= EXERCISE BRIEF =
Copy each line of the material below that includes the string "Sensor".

= RECORDS FOR THIS EXERCISE =
******************************

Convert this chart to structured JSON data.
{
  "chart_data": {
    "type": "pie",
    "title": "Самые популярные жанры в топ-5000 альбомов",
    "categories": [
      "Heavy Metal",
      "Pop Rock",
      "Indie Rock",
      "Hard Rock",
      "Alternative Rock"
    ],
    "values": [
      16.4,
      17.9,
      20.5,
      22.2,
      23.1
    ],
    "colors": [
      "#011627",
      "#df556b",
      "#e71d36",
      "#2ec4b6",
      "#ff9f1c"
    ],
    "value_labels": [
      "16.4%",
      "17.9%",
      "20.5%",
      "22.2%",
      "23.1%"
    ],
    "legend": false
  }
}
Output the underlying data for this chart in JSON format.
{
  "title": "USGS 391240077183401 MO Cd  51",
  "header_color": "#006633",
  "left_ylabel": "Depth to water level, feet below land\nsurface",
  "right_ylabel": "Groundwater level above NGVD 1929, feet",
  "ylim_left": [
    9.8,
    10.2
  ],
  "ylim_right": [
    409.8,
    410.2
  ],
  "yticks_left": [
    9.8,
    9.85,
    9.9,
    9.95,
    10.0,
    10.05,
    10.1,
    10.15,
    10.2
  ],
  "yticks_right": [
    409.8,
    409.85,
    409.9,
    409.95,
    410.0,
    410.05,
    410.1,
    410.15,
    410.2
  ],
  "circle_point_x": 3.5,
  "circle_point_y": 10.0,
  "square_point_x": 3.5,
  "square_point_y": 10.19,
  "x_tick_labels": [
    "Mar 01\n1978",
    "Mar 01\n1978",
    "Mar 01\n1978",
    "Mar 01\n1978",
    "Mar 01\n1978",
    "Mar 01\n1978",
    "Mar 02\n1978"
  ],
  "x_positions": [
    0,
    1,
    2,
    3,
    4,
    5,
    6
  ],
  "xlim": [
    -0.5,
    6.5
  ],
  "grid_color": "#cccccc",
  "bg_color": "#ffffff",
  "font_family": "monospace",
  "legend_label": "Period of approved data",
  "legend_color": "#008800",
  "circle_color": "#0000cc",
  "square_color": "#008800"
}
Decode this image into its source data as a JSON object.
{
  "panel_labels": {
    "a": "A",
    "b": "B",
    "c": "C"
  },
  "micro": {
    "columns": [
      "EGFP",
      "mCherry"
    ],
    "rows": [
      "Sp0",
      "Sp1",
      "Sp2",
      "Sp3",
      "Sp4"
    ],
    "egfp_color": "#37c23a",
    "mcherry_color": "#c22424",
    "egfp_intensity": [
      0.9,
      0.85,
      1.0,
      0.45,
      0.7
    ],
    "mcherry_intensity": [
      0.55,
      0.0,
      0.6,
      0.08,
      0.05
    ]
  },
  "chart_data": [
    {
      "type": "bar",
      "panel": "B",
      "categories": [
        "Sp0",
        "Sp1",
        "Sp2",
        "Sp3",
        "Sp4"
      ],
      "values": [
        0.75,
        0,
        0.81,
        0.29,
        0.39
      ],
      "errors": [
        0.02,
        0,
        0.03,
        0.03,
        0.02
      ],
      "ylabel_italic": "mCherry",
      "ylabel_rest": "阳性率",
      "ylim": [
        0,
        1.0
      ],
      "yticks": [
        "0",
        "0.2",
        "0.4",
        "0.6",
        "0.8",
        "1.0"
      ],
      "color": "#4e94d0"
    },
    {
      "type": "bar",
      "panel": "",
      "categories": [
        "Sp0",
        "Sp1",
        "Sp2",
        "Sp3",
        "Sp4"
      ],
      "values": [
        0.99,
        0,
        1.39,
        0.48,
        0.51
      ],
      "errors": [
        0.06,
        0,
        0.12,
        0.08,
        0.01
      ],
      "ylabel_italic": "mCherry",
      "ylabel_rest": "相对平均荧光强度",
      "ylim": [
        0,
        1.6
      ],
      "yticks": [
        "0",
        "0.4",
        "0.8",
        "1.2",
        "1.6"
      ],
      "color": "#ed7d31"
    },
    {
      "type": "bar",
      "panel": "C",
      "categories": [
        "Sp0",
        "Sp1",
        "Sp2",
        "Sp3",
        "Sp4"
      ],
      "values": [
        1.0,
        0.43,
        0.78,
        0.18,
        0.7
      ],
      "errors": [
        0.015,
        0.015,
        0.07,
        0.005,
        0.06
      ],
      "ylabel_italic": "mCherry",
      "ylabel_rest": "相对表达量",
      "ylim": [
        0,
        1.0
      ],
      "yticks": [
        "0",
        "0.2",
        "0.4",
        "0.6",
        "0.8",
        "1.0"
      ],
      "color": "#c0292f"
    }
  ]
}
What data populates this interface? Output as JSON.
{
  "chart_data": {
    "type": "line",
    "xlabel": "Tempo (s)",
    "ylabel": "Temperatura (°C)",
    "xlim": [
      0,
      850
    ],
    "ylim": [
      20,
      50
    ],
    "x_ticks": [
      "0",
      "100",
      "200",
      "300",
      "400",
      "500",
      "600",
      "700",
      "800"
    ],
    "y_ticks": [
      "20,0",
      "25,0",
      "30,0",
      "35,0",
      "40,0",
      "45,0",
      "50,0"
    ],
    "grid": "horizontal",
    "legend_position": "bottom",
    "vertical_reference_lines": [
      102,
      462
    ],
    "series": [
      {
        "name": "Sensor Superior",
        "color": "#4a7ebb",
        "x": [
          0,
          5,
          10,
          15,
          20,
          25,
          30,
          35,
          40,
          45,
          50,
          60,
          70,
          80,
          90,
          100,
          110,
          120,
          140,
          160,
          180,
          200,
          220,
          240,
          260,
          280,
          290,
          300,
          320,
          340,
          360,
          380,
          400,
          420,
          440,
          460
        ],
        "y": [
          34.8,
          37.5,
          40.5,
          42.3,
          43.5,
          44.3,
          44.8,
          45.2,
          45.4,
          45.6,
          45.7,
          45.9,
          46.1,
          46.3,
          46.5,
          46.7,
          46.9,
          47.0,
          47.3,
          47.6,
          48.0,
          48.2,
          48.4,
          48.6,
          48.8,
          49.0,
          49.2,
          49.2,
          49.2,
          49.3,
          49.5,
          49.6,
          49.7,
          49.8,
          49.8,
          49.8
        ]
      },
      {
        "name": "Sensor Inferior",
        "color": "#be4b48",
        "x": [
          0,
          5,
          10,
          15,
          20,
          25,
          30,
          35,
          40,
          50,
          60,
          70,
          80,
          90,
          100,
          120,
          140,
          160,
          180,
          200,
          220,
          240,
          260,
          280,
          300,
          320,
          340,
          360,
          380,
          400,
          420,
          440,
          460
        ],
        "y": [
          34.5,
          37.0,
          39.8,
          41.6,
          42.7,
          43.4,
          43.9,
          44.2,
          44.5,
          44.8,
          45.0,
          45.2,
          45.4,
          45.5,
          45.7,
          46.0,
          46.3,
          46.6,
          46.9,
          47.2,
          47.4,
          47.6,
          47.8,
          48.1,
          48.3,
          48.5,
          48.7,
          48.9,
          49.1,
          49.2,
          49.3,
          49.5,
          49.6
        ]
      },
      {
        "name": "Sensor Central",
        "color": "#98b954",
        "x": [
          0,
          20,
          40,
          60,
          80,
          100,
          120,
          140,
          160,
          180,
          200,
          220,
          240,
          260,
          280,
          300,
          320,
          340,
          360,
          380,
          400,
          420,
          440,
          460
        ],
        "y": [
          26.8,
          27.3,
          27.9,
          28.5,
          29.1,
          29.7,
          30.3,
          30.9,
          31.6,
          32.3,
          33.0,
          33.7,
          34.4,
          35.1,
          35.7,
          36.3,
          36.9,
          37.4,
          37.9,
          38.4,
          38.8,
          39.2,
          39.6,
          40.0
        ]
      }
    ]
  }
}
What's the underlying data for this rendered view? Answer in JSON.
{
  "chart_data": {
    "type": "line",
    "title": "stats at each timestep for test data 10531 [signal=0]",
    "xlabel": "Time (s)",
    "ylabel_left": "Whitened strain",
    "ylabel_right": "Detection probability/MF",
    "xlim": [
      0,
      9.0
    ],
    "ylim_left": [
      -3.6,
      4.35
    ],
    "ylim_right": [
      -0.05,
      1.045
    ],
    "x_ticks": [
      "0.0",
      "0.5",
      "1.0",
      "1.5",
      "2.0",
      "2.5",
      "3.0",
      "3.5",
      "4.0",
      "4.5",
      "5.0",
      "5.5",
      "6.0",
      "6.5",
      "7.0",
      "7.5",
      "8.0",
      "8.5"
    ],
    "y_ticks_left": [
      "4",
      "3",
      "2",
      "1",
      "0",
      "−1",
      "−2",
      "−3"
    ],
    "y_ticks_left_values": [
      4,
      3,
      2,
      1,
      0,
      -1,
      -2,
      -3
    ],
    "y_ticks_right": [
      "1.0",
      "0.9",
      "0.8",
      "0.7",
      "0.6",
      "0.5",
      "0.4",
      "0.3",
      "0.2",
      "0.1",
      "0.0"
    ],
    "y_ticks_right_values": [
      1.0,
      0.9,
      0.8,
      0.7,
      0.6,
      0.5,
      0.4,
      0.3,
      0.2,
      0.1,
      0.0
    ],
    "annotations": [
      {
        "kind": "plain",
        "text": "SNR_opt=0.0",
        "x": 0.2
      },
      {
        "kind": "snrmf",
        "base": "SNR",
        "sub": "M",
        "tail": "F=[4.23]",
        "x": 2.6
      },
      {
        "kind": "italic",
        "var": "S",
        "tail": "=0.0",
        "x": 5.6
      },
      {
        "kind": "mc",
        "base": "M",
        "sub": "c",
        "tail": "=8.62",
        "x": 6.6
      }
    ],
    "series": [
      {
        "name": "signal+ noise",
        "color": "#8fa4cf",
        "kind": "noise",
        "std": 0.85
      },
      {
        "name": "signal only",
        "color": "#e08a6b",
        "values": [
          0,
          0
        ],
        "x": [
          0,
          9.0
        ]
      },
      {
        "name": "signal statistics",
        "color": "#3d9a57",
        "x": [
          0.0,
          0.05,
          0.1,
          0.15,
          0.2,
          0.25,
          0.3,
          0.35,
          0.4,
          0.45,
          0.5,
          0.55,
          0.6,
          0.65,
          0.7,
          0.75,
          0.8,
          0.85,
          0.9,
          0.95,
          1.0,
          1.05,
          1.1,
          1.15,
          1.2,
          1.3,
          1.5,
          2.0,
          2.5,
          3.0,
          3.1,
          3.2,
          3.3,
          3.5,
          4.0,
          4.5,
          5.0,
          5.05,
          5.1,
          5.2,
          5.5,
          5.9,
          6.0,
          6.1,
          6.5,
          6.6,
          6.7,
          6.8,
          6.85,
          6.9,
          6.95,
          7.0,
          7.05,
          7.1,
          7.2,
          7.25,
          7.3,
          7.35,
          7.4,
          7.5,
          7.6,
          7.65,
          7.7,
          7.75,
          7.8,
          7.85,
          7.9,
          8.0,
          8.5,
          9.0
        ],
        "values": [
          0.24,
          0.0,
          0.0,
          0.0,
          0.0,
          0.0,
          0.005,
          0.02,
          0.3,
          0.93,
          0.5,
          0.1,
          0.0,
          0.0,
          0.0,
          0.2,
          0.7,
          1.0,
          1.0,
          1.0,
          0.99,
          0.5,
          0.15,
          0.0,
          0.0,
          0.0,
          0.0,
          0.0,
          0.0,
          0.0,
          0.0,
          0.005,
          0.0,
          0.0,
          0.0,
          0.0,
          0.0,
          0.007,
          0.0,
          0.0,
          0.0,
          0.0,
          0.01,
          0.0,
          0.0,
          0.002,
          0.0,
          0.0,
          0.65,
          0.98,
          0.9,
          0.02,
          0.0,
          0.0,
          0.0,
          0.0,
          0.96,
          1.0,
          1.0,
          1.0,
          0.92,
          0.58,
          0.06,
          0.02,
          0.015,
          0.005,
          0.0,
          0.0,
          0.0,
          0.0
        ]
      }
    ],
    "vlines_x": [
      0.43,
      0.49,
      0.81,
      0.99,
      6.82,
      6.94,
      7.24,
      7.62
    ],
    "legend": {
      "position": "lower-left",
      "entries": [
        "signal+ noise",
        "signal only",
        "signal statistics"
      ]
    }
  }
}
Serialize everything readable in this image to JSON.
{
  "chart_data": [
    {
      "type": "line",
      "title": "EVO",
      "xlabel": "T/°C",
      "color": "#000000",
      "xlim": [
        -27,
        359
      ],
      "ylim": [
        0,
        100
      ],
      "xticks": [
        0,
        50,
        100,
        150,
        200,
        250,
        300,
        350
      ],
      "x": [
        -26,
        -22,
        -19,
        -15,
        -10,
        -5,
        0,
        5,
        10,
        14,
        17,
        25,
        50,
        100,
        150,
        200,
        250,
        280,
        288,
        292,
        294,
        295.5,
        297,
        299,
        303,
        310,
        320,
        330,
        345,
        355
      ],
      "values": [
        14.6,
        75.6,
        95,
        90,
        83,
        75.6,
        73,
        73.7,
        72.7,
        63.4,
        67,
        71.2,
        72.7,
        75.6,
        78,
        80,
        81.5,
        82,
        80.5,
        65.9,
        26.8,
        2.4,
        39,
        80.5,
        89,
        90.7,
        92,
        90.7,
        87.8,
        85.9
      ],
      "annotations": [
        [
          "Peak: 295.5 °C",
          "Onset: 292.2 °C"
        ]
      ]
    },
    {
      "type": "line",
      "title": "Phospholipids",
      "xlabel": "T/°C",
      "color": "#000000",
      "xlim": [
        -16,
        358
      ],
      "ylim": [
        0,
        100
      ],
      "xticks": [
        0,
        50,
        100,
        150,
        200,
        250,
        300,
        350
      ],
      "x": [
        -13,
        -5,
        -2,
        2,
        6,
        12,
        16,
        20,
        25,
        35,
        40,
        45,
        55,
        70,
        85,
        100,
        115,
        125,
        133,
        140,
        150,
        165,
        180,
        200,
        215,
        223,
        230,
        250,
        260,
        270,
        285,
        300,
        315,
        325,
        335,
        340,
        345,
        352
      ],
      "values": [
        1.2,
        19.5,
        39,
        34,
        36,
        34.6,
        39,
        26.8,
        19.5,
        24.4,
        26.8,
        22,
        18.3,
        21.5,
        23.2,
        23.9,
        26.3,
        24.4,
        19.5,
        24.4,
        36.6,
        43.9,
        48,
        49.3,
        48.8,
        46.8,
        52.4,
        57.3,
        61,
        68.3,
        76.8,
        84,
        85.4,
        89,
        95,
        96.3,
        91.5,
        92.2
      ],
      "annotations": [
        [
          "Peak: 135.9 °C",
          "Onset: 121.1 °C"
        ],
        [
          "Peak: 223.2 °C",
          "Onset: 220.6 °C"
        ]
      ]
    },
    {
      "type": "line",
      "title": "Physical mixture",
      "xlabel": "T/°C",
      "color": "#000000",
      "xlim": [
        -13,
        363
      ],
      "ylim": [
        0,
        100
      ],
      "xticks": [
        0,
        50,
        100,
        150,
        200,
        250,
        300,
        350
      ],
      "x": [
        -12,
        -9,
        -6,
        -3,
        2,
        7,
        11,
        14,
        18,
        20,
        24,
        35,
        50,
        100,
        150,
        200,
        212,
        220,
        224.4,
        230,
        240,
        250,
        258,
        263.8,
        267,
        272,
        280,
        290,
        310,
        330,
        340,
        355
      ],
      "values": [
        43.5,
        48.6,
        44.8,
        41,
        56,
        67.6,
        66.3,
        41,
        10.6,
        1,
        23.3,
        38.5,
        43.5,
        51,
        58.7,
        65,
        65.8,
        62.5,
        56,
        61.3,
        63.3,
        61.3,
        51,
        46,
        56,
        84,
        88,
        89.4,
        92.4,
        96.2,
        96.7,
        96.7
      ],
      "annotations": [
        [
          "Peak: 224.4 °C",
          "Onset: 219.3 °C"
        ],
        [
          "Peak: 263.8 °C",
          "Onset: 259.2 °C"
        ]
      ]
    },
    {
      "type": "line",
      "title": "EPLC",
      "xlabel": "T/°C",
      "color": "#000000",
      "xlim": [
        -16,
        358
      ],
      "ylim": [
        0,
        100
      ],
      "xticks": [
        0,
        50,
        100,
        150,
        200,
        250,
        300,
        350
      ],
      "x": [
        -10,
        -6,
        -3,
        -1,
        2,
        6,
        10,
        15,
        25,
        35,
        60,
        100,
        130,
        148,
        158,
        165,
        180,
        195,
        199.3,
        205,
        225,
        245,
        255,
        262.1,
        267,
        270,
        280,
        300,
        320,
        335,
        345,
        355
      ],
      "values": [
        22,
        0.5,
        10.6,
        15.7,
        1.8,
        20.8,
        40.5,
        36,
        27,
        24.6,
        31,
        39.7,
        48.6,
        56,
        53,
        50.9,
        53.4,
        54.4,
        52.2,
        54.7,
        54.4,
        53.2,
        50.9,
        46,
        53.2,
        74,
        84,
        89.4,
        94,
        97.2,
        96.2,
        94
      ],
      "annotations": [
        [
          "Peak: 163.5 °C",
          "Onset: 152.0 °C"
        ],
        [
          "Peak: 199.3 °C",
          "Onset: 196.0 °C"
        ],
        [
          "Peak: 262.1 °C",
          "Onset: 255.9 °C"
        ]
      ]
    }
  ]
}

******************************

= THE OUTPUT =
        "name": "Sensor Superior",
        "name": "Sensor Inferior",
        "name": "Sensor Central",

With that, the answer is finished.